:: DIRECTIONS FOR THIS TASK ::
Can you output the records below exactly as they are written?

◆ ◆ ◆ ◆ ◆ ◆ ◆

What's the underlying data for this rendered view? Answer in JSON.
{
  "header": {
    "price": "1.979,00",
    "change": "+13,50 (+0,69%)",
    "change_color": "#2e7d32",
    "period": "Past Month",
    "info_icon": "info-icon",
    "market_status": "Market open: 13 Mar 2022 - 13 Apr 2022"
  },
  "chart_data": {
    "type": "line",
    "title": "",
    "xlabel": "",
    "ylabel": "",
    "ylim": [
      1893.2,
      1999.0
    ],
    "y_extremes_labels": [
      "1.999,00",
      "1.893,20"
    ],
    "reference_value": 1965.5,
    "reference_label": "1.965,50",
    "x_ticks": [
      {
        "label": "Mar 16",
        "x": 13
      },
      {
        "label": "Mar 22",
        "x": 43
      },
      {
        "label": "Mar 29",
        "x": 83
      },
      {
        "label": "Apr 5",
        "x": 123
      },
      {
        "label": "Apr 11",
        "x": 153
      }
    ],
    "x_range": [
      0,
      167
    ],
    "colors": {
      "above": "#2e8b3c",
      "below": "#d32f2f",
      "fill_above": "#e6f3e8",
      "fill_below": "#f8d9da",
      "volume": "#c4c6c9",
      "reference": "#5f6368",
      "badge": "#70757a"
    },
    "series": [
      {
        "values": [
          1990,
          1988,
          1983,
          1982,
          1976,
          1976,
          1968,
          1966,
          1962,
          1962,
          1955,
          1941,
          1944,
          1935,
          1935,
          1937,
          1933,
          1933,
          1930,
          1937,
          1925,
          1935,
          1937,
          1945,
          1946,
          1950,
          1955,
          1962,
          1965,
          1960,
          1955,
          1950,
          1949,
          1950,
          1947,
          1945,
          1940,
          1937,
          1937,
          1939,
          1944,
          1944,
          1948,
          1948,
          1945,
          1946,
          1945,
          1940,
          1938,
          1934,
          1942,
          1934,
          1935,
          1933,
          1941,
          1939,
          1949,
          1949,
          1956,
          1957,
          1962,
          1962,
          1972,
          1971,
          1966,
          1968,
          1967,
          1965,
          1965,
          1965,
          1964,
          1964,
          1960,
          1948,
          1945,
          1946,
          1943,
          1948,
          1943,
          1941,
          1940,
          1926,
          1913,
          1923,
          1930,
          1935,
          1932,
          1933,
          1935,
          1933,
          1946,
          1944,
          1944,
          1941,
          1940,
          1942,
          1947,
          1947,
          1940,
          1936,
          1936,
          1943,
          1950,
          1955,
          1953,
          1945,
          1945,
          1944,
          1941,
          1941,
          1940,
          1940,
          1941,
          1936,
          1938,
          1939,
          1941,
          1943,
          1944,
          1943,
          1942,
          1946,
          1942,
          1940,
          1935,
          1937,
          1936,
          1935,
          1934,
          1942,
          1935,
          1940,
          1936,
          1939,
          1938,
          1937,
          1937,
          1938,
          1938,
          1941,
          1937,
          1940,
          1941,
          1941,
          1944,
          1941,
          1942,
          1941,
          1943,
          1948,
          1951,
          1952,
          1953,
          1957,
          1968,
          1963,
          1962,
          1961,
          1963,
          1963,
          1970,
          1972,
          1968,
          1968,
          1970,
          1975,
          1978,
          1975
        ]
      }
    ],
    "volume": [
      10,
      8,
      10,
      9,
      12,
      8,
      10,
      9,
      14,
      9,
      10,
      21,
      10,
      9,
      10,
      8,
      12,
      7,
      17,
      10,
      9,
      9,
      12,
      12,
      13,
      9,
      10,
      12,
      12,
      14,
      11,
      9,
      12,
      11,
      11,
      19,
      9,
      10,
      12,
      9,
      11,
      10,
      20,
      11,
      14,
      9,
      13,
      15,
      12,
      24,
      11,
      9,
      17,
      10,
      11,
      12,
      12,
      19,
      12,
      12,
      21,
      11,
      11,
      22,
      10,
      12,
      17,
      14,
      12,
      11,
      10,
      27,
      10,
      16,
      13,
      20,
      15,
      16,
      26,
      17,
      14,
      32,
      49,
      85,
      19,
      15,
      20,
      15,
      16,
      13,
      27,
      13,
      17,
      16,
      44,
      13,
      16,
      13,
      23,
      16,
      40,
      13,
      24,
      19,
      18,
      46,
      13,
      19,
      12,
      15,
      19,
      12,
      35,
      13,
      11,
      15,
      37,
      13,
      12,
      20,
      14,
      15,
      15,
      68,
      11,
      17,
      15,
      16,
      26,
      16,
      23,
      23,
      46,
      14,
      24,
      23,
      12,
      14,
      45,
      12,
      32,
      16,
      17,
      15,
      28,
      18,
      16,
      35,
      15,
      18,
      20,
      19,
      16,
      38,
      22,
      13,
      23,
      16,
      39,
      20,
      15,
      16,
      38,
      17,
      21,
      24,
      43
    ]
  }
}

◆ ◆ ◆ ◆ ◆ ◆ ◆

:: REPLY TO THE TASK ::
What's the underlying data for this rendered view? Answer in JSON.
{
  "header": {
    "price": "1.979,00",
    "change": "+13,50 (+0,69%)",
    "change_color": "#2e7d32",
    "period": "Past Month",
    "info_icon": "info-icon",
    "market_status": "Market open: 13 Mar 2022 - 13 Apr 2022"
  },
  "chart_data": {
    "type": "line",
    "title": "",
    "xlabel": "",
    "ylabel": "",
    "ylim": [
      1893.2,
      1999.0
    ],
    "y_extremes_labels": [
      "1.999,00",
      "1.893,20"
    ],
    "reference_value": 1965.5,
    "reference_label": "1.965,50",
    "x_ticks": [
      {
        "label": "Mar 16",
        "x": 13
      },
      {
        "label": "Mar 22",
        "x": 43
      },
      {
        "label": "Mar 29",
        "x": 83
      },
      {
        "label": "Apr 5",
        "x": 123
      },
      {
        "label": "Apr 11",
        "x": 153
      }
    ],
    "x_range": [
      0,
      167
    ],
    "colors": {
      "above": "#2e8b3c",
      "below": "#d32f2f",
      "fill_above": "#e6f3e8",
      "fill_below": "#f8d9da",
      "volume": "#c4c6c9",
      "reference": "#5f6368",
      "badge": "#70757a"
    },
    "series": [
      {
        "values": [
          1990,
          1988,
          1983,
          1982,
          1976,
          1976,
          1968,
          1966,
          1962,
          1962,
          1955,
          1941,
          1944,
          1935,
          1935,
          1937,
          1933,
          1933,
          1930,
          1937,
          1925,
          1935,
          1937,
          1945,
          1946,
          1950,
          1955,
          1962,
          1965,
          1960,
          1955,
          1950,
          1949,
          1950,
          1947,
          1945,
          1940,
          1937,
          1937,
          1939,
          1944,
          1944,
          1948,
          1948,
          1945,
          1946,
          1945,
          1940,
          1938,
          1934,
          1942,
          1934,
          1935,
          1933,
          1941,
          1939,
          1949,
          1949,
          1956,
          1957,
          1962,
          1962,
          1972,
          1971,
          1966,
          1968,
          1967,
          1965,
          1965,
          1965,
          1964,
          1964,
          1960,
          1948,
          1945,
          1946,
          1943,
          1948,
          1943,
          1941,
          1940,
          1926,
          1913,
          1923,
          1930,
          1935,
          1932,
          1933,
          1935,
          1933,
          1946,
          1944,
          1944,
          1941,
          1940,
          1942,
          1947,
          1947,
          1940,
          1936,
          1936,
          1943,
          1950,
          1955,
          1953,
          1945,
          1945,
          1944,
          1941,
          1941,
          1940,
          1940,
          1941,
          1936,
          1938,
          1939,
          1941,
          1943,
          1944,
          1943,
          1942,
          1946,
          1942,
          1940,
          1935,
          1937,
          1936,
          1935,
          1934,
          1942,
          1935,
          1940,
          1936,
          1939,
          1938,
          1937,
          1937,
          1938,
          1938,
          1941,
          1937,
          1940,
          1941,
          1941,
          1944,
          1941,
          1942,
          1941,
          1943,
          1948,
          1951,
          1952,
          1953,
          1957,
          1968,
          1963,
          1962,
          1961,
          1963,
          1963,
          1970,
          1972,
          1968,
          1968,
          1970,
          1975,
          1978,
          1975
        ]
      }
    ],
    "volume": [
      10,
      8,
      10,
      9,
      12,
      8,
      10,
      9,
      14,
      9,
      10,
      21,
      10,
      9,
      10,
      8,
      12,
      7,
      17,
      10,
      9,
      9,
      12,
      12,
      13,
      9,
      10,
      12,
      12,
      14,
      11,
      9,
      12,
      11,
      11,
      19,
      9,
      10,
      12,
      9,
      11,
      10,
      20,
      11,
      14,
      9,
      13,
      15,
      12,
      24,
      11,
      9,
      17,
      10,
      11,
      12,
      12,
      19,
      12,
      12,
      21,
      11,
      11,
      22,
      10,
      12,
      17,
      14,
      12,
      11,
      10,
      27,
      10,
      16,
      13,
      20,
      15,
      16,
      26,
      17,
      14,
      32,
      49,
      85,
      19,
      15,
      20,
      15,
      16,
      13,
      27,
      13,
      17,
      16,
      44,
      13,
      16,
      13,
      23,
      16,
      40,
      13,
      24,
      19,
      18,
      46,
      13,
      19,
      12,
      15,
      19,
      12,
      35,
      13,
      11,
      15,
      37,
      13,
      12,
      20,
      14,
      15,
      15,
      68,
      11,
      17,
      15,
      16,
      26,
      16,
      23,
      23,
      46,
      14,
      24,
      23,
      12,
      14,
      45,
      12,
      32,
      16,
      17,
      15,
      28,
      18,
      16,
      35,
      15,
      18,
      20,
      19,
      16,
      38,
      22,
      13,
      23,
      16,
      39,
      20,
      15,
      16,
      38,
      17,
      21,
      24,
      43
    ]
  }
}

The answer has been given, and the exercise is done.